__Your goal__. Copy each line of the material below that includes the string "horários".

__Data for this exercise__.
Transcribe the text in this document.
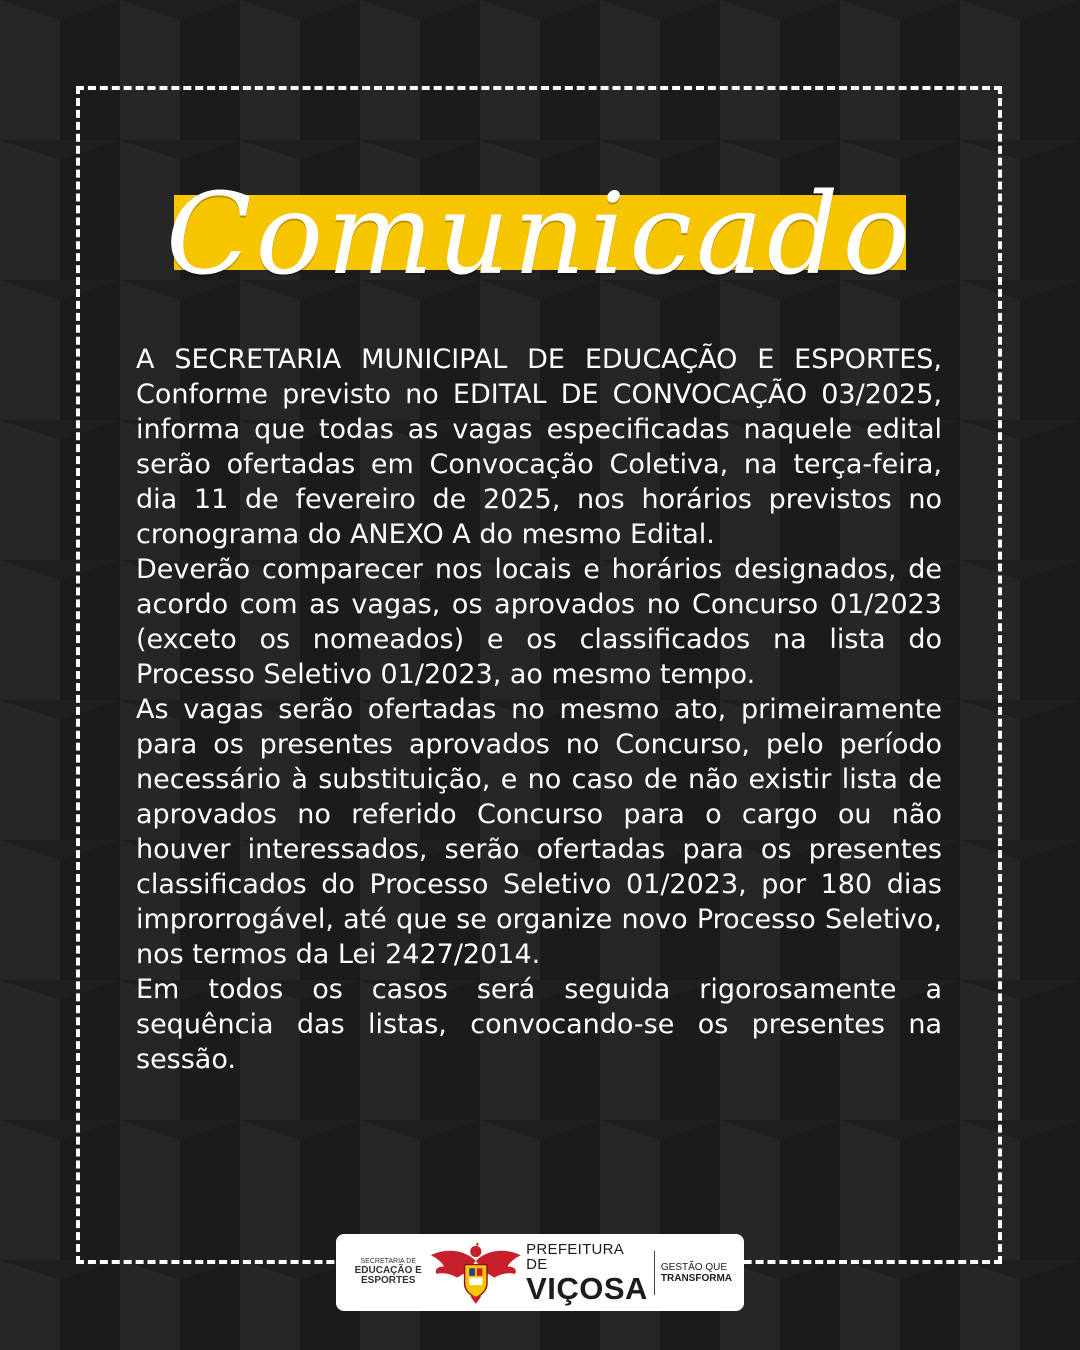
Comunicado

A SECRETARIA MUNICIPAL DE EDUCAÇÃO E ESPORTES, Conforme previsto no EDITAL DE CONVOCAÇÃO 03/2025, informa que todas as vagas especificadas naquele edital serão ofertadas em Convocação Coletiva, na terça-feira, dia 11 de fevereiro de 2025, nos horários previstos no cronograma do ANEXO A do mesmo Edital.

Deverão comparecer nos locais e horários designados, de acordo com as vagas, os aprovados no Concurso 01/2023 (exceto os nomeados) e os classificados na lista do Processo Seletivo 01/2023, ao mesmo tempo.

As vagas serão ofertadas no mesmo ato, primeiramente para os presentes aprovados no Concurso, pelo período necessário à substituição, e no caso de não existir lista de aprovados no referido Concurso para o cargo ou não houver interessados, serão ofertadas para os presentes classificados do Processo Seletivo 01/2023, por 180 dias improrrogável, até que se organize novo Processo Seletivo, nos termos da Lei 2427/2014.

Em todos os casos será seguida rigorosamente a sequência das listas, convocando-se os presentes na sessão.

SECRETARIA DE
EDUCAÇÃO E ESPORTES
PREFEITURA DE
VIÇOSA
GESTÃO QUE
TRANSFORMA
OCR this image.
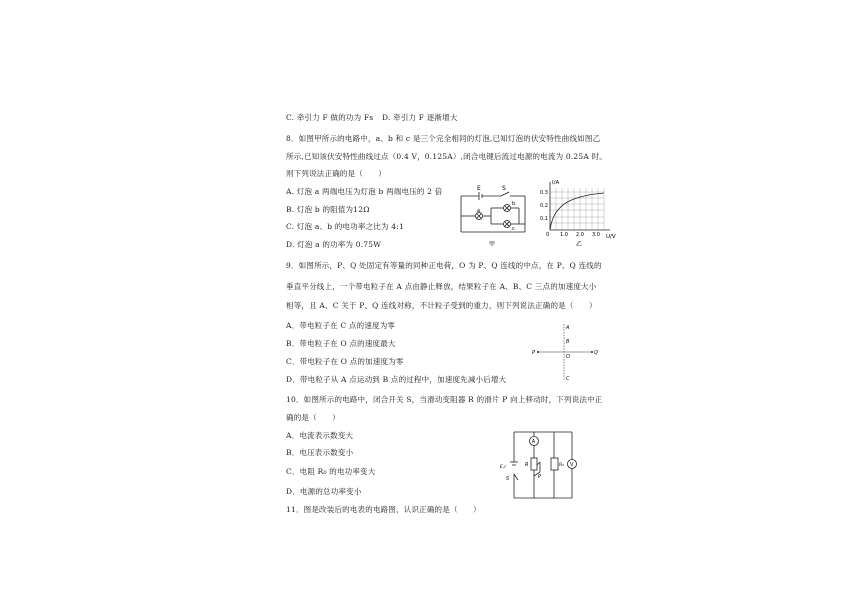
C. 牵引力 F 做的功为 Fs D. 牵引力 F 逐渐增大
8．如图甲所示的电路中，a、b 和 c 是三个完全相同的灯泡,已知灯泡的伏安特性曲线如图乙
所示,已知该伏安特性曲线过点（0.4 V，0.125A）,闭合电键后流过电源的电流为 0.25A 时。
则下列说法正确的是（　　）
A. 灯泡 a 两端电压为灯泡 b 两端电压的 2 倍
B. 灯泡 b 的阻值为12Ω
C. 灯泡 a、b 的电功率之比为 4:1
D. 灯泡 a 的功率为 0.75W
E	S
a
b
c
甲
I/A
U/V
0.3
0.2
0.1
0 1.0 2.0 3.0
乙
9．如图所示，P、Q 处固定有等量的同种正电荷，O 为 P、Q 连线的中点，在 P、Q 连线的
垂直平分线上，一个带电粒子在 A 点由静止释放，结果粒子在 A、B、C 三点的加速度大小
相等，且 A、C 关于 P、Q 连线对称，不计粒子受到的重力，则下列说法正确的是（　　）
A．带电粒子在 C 点的速度为零
B．带电粒子在 O 点的速度最大
C．带电粒子在 O 点的加速度为零
D．带电粒子从 A 点运动到 B 点的过程中，加速度先减小后增大
A
B
P
O
Q
C
10．如图所示的电路中，闭合开关 S，当滑动变阻器 R 的滑片 P 向上移动时，下列说法中正
确的是（　　）
A．电流表示数变大
B．电压表示数变小
C．电阻 R₀ 的电功率变大
D．电源的总功率变小
A
V
E,r	R
P
R₀
S
11．图是改装后的电表的电路图，认识正确的是（　　）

__Response to the exercise__.
A SECRETARIA MUNICIPAL DE EDUCAÇÃO E ESPORTES, Conforme previsto no EDITAL DE CONVOCAÇÃO 03/2025, informa que todas as vagas especificadas naquele edital serão ofertadas em Convocação Coletiva, na terça-feira, dia 11 de fevereiro de 2025, nos horários previstos no cronograma do ANEXO A do mesmo Edital.
Deverão comparecer nos locais e horários designados, de acordo com as vagas, os aprovados no Concurso 01/2023 (exceto os nomeados) e os classificados na lista do Processo Seletivo 01/2023, ao mesmo tempo.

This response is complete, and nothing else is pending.